_EXERCISE DIRECTIONS_
Below are the records. Gather each line that holds "author".

_DATA LINES_
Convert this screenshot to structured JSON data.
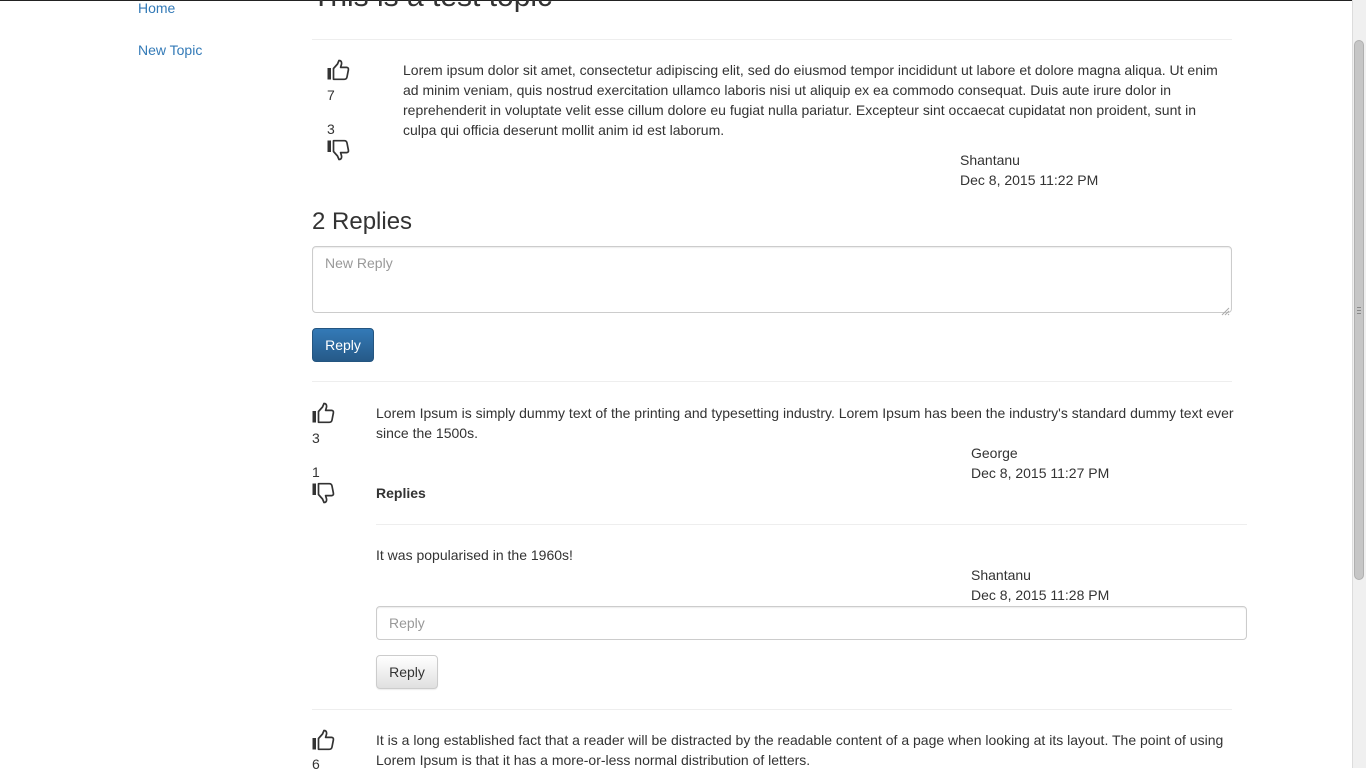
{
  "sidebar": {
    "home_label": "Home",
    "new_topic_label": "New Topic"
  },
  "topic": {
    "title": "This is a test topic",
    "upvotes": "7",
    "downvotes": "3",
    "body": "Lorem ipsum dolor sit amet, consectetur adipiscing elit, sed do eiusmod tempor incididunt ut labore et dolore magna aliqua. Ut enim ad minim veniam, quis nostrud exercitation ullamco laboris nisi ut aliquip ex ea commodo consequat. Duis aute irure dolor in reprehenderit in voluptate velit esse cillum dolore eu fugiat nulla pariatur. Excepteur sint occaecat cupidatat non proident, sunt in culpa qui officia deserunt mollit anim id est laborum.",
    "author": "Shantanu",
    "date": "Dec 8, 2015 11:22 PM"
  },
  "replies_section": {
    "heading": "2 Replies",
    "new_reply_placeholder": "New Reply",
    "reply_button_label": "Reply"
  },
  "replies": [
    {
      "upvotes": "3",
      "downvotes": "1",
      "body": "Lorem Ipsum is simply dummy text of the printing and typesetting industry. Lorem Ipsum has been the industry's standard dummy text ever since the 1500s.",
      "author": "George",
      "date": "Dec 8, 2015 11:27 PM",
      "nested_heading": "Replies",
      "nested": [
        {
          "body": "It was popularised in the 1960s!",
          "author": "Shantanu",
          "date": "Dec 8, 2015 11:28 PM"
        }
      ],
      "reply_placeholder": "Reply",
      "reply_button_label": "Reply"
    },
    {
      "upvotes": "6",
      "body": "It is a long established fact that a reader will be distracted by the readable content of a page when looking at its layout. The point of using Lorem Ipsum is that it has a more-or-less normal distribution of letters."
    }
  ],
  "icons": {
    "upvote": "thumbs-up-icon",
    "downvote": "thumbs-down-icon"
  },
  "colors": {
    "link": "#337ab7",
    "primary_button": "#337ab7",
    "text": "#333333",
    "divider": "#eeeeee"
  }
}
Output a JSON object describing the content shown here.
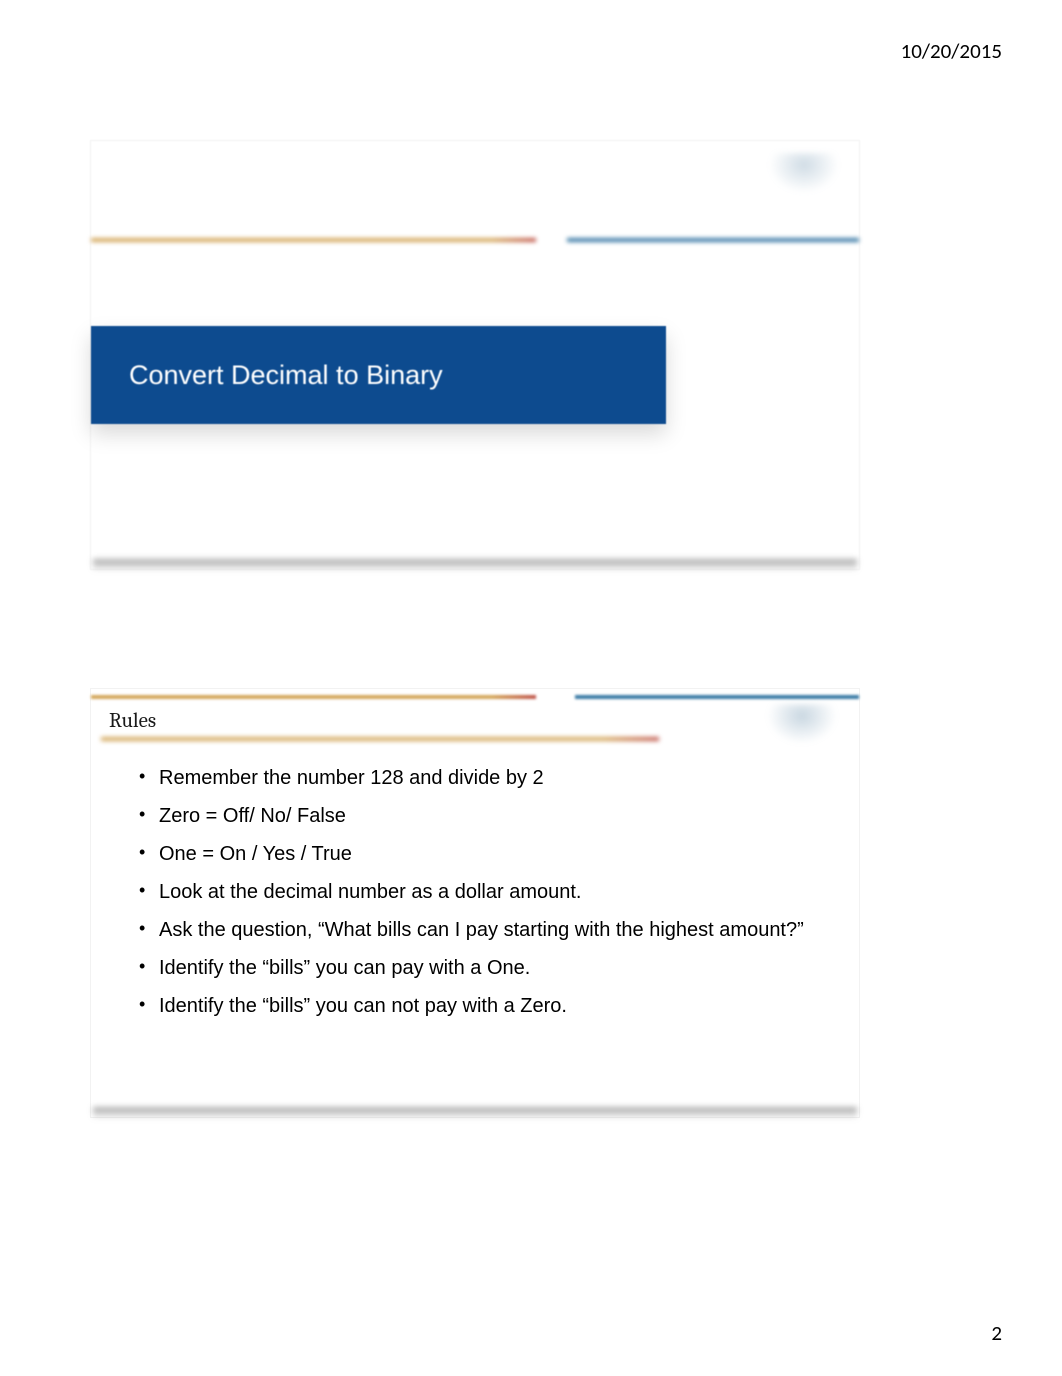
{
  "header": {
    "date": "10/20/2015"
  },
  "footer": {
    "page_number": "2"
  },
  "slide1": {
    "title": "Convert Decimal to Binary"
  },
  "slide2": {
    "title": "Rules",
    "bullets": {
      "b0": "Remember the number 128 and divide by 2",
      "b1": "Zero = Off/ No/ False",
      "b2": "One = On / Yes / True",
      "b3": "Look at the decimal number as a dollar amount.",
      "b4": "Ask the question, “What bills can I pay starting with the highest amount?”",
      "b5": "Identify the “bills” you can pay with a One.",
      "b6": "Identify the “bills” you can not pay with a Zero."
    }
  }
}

...

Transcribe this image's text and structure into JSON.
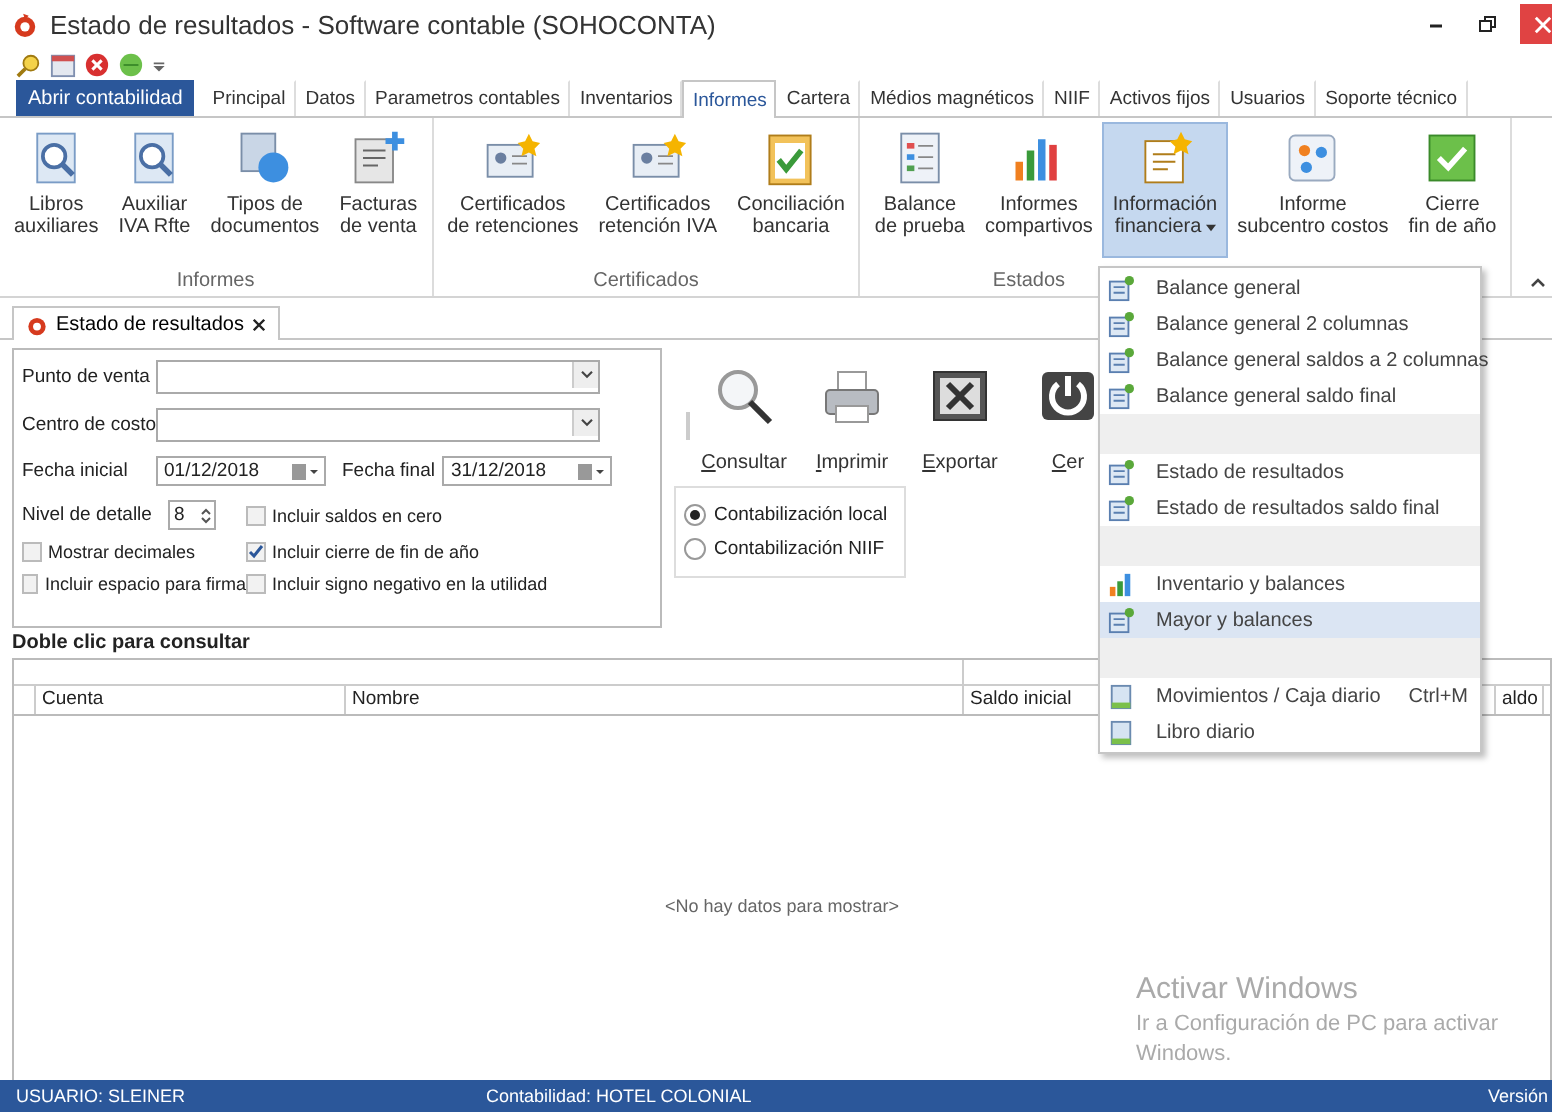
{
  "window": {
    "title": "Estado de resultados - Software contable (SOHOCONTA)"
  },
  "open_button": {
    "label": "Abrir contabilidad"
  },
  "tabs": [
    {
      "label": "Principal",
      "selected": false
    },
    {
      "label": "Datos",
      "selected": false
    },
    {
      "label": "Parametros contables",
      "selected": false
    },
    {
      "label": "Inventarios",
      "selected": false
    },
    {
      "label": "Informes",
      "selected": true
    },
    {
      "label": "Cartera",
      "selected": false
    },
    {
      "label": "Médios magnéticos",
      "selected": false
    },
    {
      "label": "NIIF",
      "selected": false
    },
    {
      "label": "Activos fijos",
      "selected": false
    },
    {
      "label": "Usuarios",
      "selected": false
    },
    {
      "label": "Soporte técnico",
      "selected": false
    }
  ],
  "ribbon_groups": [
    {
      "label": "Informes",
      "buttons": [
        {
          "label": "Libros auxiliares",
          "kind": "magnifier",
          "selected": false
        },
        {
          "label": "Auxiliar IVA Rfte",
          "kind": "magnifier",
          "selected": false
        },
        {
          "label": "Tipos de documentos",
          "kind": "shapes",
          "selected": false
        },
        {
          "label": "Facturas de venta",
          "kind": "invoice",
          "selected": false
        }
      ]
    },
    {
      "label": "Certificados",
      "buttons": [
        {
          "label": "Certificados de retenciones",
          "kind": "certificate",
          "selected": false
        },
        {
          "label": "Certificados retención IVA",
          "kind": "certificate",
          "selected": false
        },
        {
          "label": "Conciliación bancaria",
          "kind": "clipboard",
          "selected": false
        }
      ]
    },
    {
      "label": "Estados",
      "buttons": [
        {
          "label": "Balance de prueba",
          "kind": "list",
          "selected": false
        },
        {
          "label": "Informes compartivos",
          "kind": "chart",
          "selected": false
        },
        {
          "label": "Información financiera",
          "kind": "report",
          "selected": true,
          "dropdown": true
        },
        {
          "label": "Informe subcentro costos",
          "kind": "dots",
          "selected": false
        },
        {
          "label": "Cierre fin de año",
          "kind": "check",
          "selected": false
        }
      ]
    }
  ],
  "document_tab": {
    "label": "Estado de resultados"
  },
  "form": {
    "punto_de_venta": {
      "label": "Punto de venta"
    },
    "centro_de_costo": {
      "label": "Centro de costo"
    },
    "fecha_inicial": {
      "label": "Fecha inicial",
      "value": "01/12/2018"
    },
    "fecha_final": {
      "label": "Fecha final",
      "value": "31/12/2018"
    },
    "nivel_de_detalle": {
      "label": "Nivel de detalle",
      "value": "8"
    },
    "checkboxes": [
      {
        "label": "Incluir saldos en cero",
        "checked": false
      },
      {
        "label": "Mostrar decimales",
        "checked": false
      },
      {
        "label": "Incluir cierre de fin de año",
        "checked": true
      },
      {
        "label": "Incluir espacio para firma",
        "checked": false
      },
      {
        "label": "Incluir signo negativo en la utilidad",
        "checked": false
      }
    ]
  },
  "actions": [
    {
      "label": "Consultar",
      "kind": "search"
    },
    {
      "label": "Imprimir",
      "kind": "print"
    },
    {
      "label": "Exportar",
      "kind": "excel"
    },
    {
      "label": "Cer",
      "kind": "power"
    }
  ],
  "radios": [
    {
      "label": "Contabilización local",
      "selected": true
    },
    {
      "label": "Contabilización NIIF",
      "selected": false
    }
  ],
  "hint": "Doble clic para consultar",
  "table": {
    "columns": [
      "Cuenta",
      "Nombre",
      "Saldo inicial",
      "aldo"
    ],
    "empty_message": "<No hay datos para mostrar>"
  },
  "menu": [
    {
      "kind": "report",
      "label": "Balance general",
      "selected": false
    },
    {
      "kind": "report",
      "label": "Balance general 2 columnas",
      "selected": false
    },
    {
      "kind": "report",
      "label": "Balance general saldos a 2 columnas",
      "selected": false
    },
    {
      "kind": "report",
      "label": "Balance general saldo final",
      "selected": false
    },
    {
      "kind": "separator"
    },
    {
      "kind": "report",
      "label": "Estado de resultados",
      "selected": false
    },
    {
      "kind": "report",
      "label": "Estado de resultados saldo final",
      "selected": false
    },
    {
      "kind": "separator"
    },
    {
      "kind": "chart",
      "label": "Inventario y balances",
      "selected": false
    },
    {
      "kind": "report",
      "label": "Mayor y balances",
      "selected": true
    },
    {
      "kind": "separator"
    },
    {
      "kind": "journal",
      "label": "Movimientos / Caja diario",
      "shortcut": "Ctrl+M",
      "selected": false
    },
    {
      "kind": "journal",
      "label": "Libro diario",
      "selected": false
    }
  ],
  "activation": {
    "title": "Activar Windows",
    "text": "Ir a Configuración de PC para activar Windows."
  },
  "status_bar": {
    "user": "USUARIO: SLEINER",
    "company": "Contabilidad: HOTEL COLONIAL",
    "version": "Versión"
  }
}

_RESPONSE FOR THIS EXERCISE_
    "author": "Shantanu",
      "author": "George",
          "author": "Shantanu",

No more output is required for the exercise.